■ Exercise instructions ■
Quote all entries exactly, leaving pictures aside.

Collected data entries

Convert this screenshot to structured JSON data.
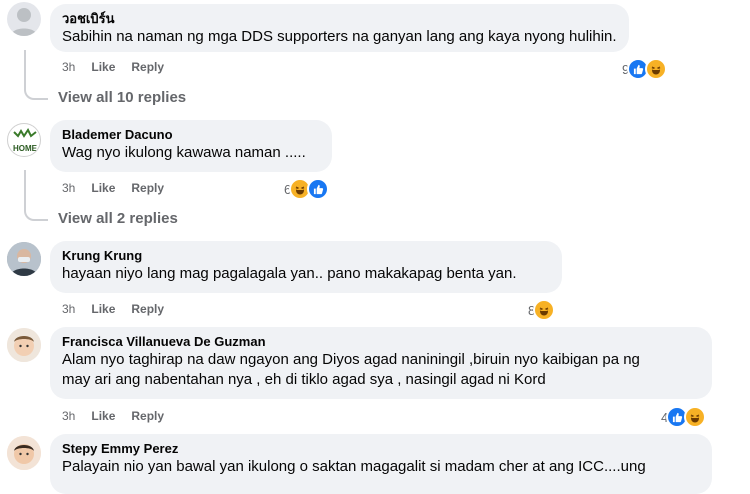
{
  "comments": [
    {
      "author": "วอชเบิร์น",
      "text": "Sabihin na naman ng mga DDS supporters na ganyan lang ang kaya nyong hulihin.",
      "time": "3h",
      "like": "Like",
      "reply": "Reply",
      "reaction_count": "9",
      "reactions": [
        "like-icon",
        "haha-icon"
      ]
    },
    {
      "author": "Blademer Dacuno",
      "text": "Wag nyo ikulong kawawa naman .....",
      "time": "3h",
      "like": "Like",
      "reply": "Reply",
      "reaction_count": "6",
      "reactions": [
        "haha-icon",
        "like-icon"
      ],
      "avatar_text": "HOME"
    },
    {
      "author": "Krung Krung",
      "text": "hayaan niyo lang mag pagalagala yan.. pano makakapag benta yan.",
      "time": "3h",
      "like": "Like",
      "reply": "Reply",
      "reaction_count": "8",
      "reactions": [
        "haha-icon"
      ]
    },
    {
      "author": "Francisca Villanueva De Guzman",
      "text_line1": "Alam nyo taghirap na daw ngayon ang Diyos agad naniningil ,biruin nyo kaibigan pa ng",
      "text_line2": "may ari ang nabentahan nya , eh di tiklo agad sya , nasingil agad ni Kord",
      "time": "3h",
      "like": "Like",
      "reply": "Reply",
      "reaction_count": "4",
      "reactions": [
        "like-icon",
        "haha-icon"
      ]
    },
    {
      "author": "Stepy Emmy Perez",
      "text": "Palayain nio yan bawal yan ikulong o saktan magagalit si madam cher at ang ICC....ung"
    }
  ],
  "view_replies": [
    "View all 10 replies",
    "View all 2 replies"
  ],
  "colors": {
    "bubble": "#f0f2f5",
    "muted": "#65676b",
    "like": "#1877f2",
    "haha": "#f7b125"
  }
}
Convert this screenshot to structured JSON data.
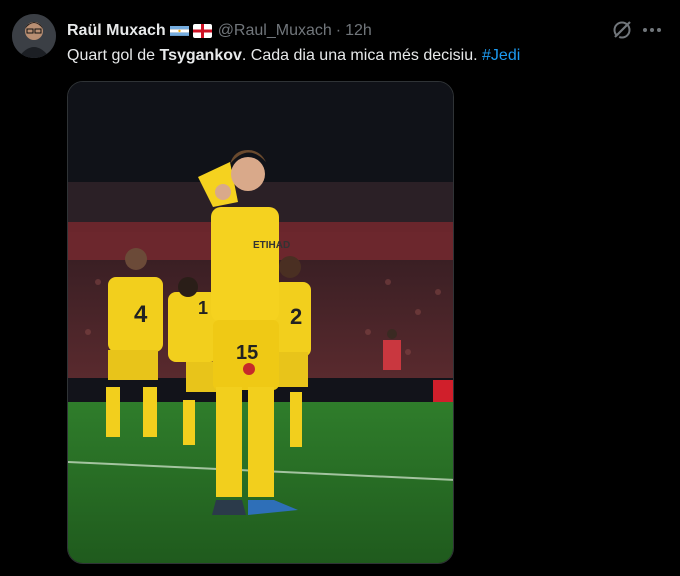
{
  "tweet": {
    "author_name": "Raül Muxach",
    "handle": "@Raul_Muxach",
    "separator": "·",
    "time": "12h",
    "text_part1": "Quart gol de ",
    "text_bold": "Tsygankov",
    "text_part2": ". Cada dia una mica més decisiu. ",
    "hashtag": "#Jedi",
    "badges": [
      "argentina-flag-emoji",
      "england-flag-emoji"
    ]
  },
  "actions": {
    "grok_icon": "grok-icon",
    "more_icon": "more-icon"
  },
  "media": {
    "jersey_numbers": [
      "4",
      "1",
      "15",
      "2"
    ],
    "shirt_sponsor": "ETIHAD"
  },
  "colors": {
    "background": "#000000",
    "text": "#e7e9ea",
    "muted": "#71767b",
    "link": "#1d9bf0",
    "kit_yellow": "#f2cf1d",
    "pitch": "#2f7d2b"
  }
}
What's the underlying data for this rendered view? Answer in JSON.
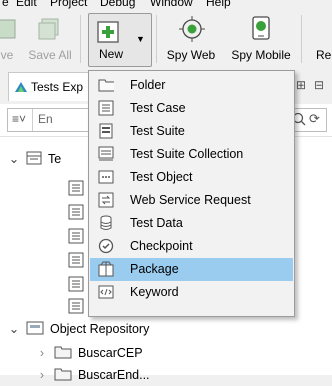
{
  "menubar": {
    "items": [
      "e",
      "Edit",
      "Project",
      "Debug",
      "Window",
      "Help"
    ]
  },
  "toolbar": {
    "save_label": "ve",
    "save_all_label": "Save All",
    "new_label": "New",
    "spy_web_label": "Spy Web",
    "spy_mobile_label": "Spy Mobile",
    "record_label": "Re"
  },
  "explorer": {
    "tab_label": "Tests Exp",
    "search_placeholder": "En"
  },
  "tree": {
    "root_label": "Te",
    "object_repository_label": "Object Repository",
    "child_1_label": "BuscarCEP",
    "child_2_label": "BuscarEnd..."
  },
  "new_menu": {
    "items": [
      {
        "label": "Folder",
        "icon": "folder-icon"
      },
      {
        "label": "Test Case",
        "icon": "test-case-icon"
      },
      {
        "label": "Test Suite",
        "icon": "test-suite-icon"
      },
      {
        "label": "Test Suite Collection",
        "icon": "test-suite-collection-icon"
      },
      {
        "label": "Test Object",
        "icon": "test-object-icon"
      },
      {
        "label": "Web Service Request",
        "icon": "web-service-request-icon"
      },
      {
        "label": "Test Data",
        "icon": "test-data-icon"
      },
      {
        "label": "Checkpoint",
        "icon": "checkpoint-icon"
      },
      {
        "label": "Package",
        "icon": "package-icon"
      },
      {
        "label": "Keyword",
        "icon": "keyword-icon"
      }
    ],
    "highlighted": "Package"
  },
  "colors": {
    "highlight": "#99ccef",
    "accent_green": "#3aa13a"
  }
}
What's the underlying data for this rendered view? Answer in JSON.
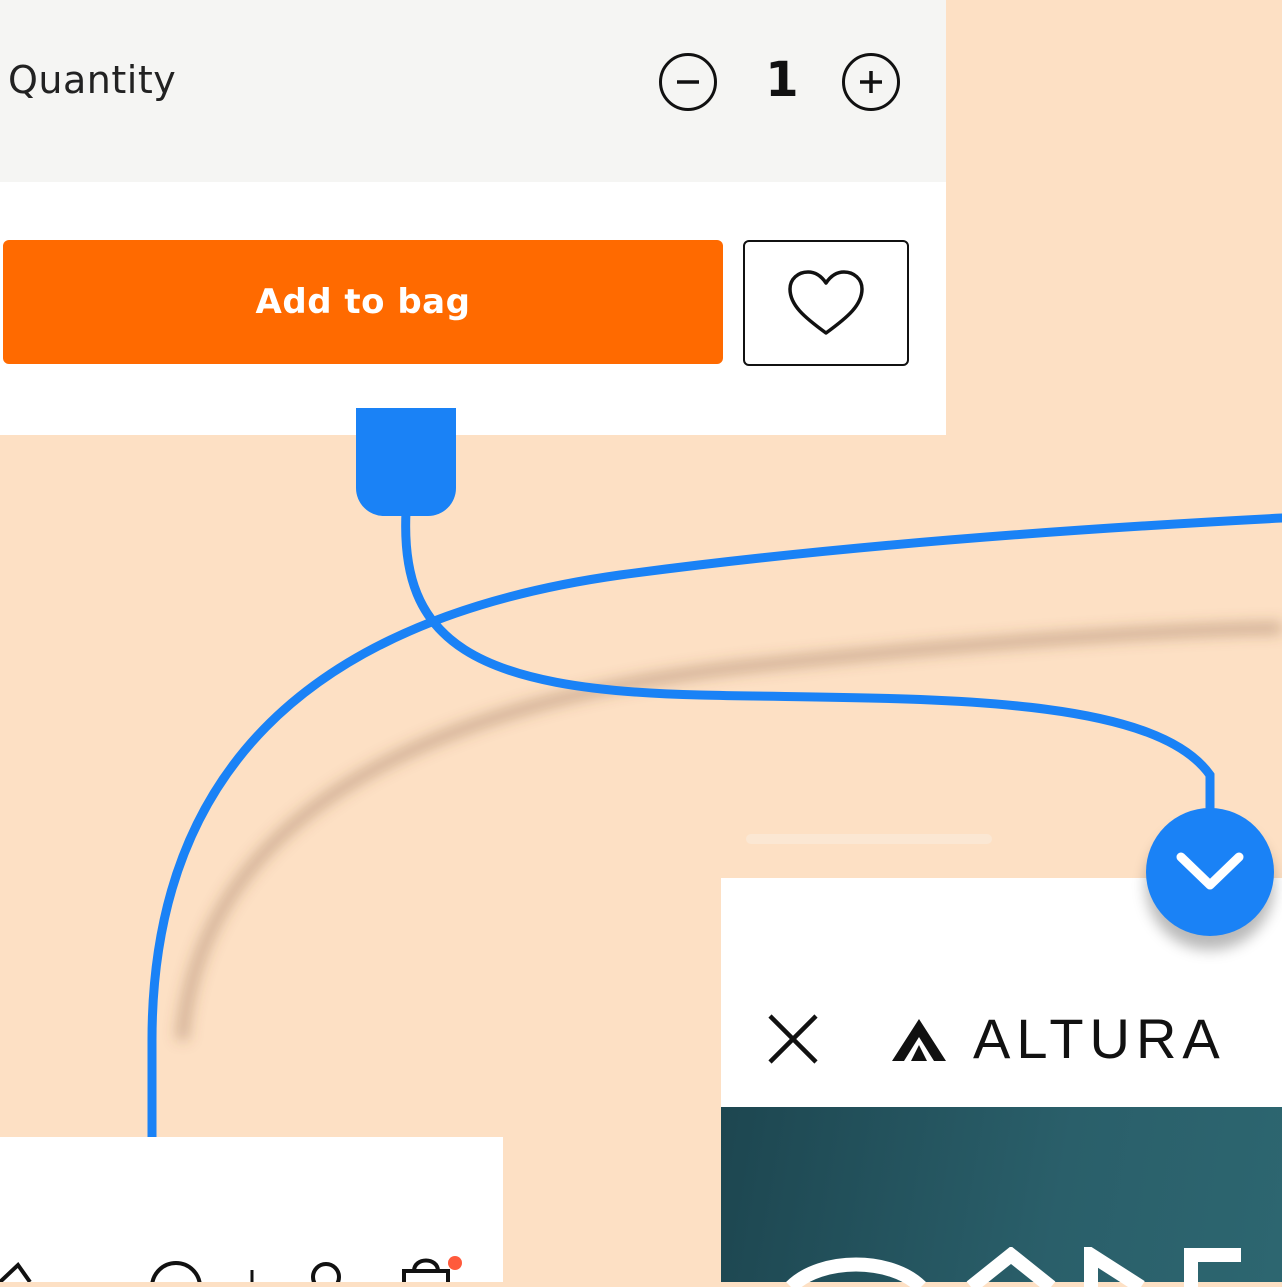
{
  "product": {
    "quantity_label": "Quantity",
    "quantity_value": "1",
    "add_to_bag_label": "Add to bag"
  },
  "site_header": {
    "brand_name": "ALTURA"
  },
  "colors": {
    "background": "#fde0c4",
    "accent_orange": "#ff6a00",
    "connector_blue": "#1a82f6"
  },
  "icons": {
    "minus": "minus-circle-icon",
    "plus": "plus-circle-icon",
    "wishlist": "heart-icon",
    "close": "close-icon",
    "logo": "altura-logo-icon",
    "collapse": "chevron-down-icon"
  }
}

■ Exercise result ■
Convert this screenshot to structured JSON data.
{
  "comments": [
    {
      "author": "วอชเบิร์น",
      "text": "Sabihin na naman ng mga DDS supporters na ganyan lang ang kaya nyong hulihin.",
      "time": "3h",
      "like": "Like",
      "reply": "Reply",
      "reaction_count": "9",
      "reactions": [
        "like-icon",
        "haha-icon"
      ]
    },
    {
      "author": "Blademer Dacuno",
      "text": "Wag nyo ikulong kawawa naman .....",
      "time": "3h",
      "like": "Like",
      "reply": "Reply",
      "reaction_count": "6",
      "reactions": [
        "haha-icon",
        "like-icon"
      ],
      "avatar_text": "HOME"
    },
    {
      "author": "Krung Krung",
      "text": "hayaan niyo lang mag pagalagala yan.. pano makakapag benta yan.",
      "time": "3h",
      "like": "Like",
      "reply": "Reply",
      "reaction_count": "8",
      "reactions": [
        "haha-icon"
      ]
    },
    {
      "author": "Francisca Villanueva De Guzman",
      "text_line1": "Alam nyo taghirap na daw ngayon ang Diyos agad naniningil ,biruin nyo kaibigan pa ng",
      "text_line2": "may ari ang nabentahan nya , eh di tiklo agad sya , nasingil agad ni Kord",
      "time": "3h",
      "like": "Like",
      "reply": "Reply",
      "reaction_count": "4",
      "reactions": [
        "like-icon",
        "haha-icon"
      ]
    },
    {
      "author": "Stepy Emmy Perez",
      "text": "Palayain nio yan bawal yan ikulong o saktan magagalit si madam cher at ang ICC....ung"
    }
  ],
  "view_replies": [
    "View all 10 replies",
    "View all 2 replies"
  ],
  "colors": {
    "bubble": "#f0f2f5",
    "muted": "#65676b",
    "like": "#1877f2",
    "haha": "#f7b125"
  }
}
Convert this screenshot to structured JSON data.
{
  "tweet": {
    "author_name": "Raül Muxach",
    "handle": "@Raul_Muxach",
    "separator": "·",
    "time": "12h",
    "text_part1": "Quart gol de ",
    "text_bold": "Tsygankov",
    "text_part2": ". Cada dia una mica més decisiu. ",
    "hashtag": "#Jedi",
    "badges": [
      "argentina-flag-emoji",
      "england-flag-emoji"
    ]
  },
  "actions": {
    "grok_icon": "grok-icon",
    "more_icon": "more-icon"
  },
  "media": {
    "jersey_numbers": [
      "4",
      "1",
      "15",
      "2"
    ],
    "shirt_sponsor": "ETIHAD"
  },
  "colors": {
    "background": "#000000",
    "text": "#e7e9ea",
    "muted": "#71767b",
    "link": "#1d9bf0",
    "kit_yellow": "#f2cf1d",
    "pitch": "#2f7d2b"
  }
}
What's the underlying data for this rendered view? Answer in JSON.
{
  "menubar": {
    "items": [
      "e",
      "Edit",
      "Project",
      "Debug",
      "Window",
      "Help"
    ]
  },
  "toolbar": {
    "save_label": "ve",
    "save_all_label": "Save All",
    "new_label": "New",
    "spy_web_label": "Spy Web",
    "spy_mobile_label": "Spy Mobile",
    "record_label": "Re"
  },
  "explorer": {
    "tab_label": "Tests Exp",
    "search_placeholder": "En"
  },
  "tree": {
    "root_label": "Te",
    "object_repository_label": "Object Repository",
    "child_1_label": "BuscarCEP",
    "child_2_label": "BuscarEnd..."
  },
  "new_menu": {
    "items": [
      {
        "label": "Folder",
        "icon": "folder-icon"
      },
      {
        "label": "Test Case",
        "icon": "test-case-icon"
      },
      {
        "label": "Test Suite",
        "icon": "test-suite-icon"
      },
      {
        "label": "Test Suite Collection",
        "icon": "test-suite-collection-icon"
      },
      {
        "label": "Test Object",
        "icon": "test-object-icon"
      },
      {
        "label": "Web Service Request",
        "icon": "web-service-request-icon"
      },
      {
        "label": "Test Data",
        "icon": "test-data-icon"
      },
      {
        "label": "Checkpoint",
        "icon": "checkpoint-icon"
      },
      {
        "label": "Package",
        "icon": "package-icon"
      },
      {
        "label": "Keyword",
        "icon": "keyword-icon"
      }
    ],
    "highlighted": "Package"
  },
  "colors": {
    "highlight": "#99ccef",
    "accent_green": "#3aa13a"
  }
}
What's the underlying data for this rendered view? Answer in JSON.
{
  "product": {
    "quantity_label": "Quantity",
    "quantity_value": "1",
    "add_to_bag_label": "Add to bag"
  },
  "site_header": {
    "brand_name": "ALTURA"
  },
  "colors": {
    "background": "#fde0c4",
    "accent_orange": "#ff6a00",
    "connector_blue": "#1a82f6"
  },
  "icons": {
    "minus": "minus-circle-icon",
    "plus": "plus-circle-icon",
    "wishlist": "heart-icon",
    "close": "close-icon",
    "logo": "altura-logo-icon",
    "collapse": "chevron-down-icon"
  }
}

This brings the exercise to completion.